_Stated goal_: Output the records exactly. Include every line.

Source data
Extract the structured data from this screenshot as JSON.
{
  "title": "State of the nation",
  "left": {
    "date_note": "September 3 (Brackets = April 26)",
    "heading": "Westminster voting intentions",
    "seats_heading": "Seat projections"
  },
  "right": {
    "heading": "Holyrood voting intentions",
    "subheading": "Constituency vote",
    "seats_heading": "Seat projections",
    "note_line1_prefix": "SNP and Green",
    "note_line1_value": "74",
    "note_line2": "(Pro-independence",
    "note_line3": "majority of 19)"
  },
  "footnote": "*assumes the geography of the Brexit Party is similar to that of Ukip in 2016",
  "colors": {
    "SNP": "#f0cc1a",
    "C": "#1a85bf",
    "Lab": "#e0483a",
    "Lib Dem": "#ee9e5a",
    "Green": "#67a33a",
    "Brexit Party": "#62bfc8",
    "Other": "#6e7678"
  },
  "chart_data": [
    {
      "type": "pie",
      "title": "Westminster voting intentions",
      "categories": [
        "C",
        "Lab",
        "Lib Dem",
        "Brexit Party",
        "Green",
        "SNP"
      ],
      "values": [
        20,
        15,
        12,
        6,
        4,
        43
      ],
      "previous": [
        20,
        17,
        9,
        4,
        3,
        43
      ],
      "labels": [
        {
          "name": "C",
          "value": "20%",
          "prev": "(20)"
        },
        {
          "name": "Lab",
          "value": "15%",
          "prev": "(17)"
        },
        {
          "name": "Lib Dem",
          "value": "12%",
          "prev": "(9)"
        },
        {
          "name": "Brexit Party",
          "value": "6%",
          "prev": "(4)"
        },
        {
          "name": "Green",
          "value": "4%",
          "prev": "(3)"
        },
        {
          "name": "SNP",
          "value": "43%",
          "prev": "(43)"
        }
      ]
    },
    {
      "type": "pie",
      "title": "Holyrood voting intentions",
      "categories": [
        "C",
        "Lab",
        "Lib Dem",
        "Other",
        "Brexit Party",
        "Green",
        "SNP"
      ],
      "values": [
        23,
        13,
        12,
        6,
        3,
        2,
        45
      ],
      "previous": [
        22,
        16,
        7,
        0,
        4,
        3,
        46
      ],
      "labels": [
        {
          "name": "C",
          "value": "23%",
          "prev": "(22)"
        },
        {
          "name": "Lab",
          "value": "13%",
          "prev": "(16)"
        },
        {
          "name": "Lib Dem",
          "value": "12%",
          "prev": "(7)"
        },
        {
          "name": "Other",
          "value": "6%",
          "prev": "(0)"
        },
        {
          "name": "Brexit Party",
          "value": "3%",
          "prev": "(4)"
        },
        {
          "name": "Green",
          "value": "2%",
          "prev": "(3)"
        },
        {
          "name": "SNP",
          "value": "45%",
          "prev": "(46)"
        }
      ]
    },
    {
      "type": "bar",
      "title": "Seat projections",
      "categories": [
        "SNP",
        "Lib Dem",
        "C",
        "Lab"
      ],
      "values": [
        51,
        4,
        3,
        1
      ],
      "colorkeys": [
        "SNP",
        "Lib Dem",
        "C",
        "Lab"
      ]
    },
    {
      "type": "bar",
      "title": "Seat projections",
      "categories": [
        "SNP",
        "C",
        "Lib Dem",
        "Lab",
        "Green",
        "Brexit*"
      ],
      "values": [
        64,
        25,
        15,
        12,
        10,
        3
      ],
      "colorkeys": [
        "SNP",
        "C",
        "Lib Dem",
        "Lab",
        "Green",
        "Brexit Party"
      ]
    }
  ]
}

_Exercise output_:
Extract the structured data from this screenshot as JSON.
{
  "title": "State of the nation",
  "left": {
    "date_note": "September 3 (Brackets = April 26)",
    "heading": "Westminster voting intentions",
    "seats_heading": "Seat projections"
  },
  "right": {
    "heading": "Holyrood voting intentions",
    "subheading": "Constituency vote",
    "seats_heading": "Seat projections",
    "note_line1_prefix": "SNP and Green",
    "note_line1_value": "74",
    "note_line2": "(Pro-independence",
    "note_line3": "majority of 19)"
  },
  "footnote": "*assumes the geography of the Brexit Party is similar to that of Ukip in 2016",
  "colors": {
    "SNP": "#f0cc1a",
    "C": "#1a85bf",
    "Lab": "#e0483a",
    "Lib Dem": "#ee9e5a",
    "Green": "#67a33a",
    "Brexit Party": "#62bfc8",
    "Other": "#6e7678"
  },
  "chart_data": [
    {
      "type": "pie",
      "title": "Westminster voting intentions",
      "categories": [
        "C",
        "Lab",
        "Lib Dem",
        "Brexit Party",
        "Green",
        "SNP"
      ],
      "values": [
        20,
        15,
        12,
        6,
        4,
        43
      ],
      "previous": [
        20,
        17,
        9,
        4,
        3,
        43
      ],
      "labels": [
        {
          "name": "C",
          "value": "20%",
          "prev": "(20)"
        },
        {
          "name": "Lab",
          "value": "15%",
          "prev": "(17)"
        },
        {
          "name": "Lib Dem",
          "value": "12%",
          "prev": "(9)"
        },
        {
          "name": "Brexit Party",
          "value": "6%",
          "prev": "(4)"
        },
        {
          "name": "Green",
          "value": "4%",
          "prev": "(3)"
        },
        {
          "name": "SNP",
          "value": "43%",
          "prev": "(43)"
        }
      ]
    },
    {
      "type": "pie",
      "title": "Holyrood voting intentions",
      "categories": [
        "C",
        "Lab",
        "Lib Dem",
        "Other",
        "Brexit Party",
        "Green",
        "SNP"
      ],
      "values": [
        23,
        13,
        12,
        6,
        3,
        2,
        45
      ],
      "previous": [
        22,
        16,
        7,
        0,
        4,
        3,
        46
      ],
      "labels": [
        {
          "name": "C",
          "value": "23%",
          "prev": "(22)"
        },
        {
          "name": "Lab",
          "value": "13%",
          "prev": "(16)"
        },
        {
          "name": "Lib Dem",
          "value": "12%",
          "prev": "(7)"
        },
        {
          "name": "Other",
          "value": "6%",
          "prev": "(0)"
        },
        {
          "name": "Brexit Party",
          "value": "3%",
          "prev": "(4)"
        },
        {
          "name": "Green",
          "value": "2%",
          "prev": "(3)"
        },
        {
          "name": "SNP",
          "value": "45%",
          "prev": "(46)"
        }
      ]
    },
    {
      "type": "bar",
      "title": "Seat projections",
      "categories": [
        "SNP",
        "Lib Dem",
        "C",
        "Lab"
      ],
      "values": [
        51,
        4,
        3,
        1
      ],
      "colorkeys": [
        "SNP",
        "Lib Dem",
        "C",
        "Lab"
      ]
    },
    {
      "type": "bar",
      "title": "Seat projections",
      "categories": [
        "SNP",
        "C",
        "Lib Dem",
        "Lab",
        "Green",
        "Brexit*"
      ],
      "values": [
        64,
        25,
        15,
        12,
        10,
        3
      ],
      "colorkeys": [
        "SNP",
        "C",
        "Lib Dem",
        "Lab",
        "Green",
        "Brexit Party"
      ]
    }
  ]
}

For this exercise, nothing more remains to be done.